--- Start of INPUT FOR THIS TASK ---

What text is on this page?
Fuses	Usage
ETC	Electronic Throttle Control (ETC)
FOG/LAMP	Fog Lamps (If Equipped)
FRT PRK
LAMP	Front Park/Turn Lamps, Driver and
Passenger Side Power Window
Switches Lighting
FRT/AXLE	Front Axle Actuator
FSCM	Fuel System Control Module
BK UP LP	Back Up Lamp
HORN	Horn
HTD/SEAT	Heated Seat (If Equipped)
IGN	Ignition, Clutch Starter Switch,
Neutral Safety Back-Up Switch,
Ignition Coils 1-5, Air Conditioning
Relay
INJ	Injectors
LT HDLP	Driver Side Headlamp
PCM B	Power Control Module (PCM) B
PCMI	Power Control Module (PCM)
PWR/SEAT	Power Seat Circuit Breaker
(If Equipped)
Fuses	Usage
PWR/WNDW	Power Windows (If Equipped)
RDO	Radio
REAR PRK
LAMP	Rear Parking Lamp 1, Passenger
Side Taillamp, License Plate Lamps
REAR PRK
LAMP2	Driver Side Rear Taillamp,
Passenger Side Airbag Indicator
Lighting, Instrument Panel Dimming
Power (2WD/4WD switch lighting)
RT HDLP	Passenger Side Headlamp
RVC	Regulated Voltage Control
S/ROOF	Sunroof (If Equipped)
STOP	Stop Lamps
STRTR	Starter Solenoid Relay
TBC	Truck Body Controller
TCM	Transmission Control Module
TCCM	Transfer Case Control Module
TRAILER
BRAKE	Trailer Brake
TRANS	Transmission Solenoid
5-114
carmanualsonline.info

--- End of INPUT FOR THIS TASK ---

→ REQUEST
Look through the entries above and count each line holding "Side"; report the count alone.

→ RESPONSE BELOW
6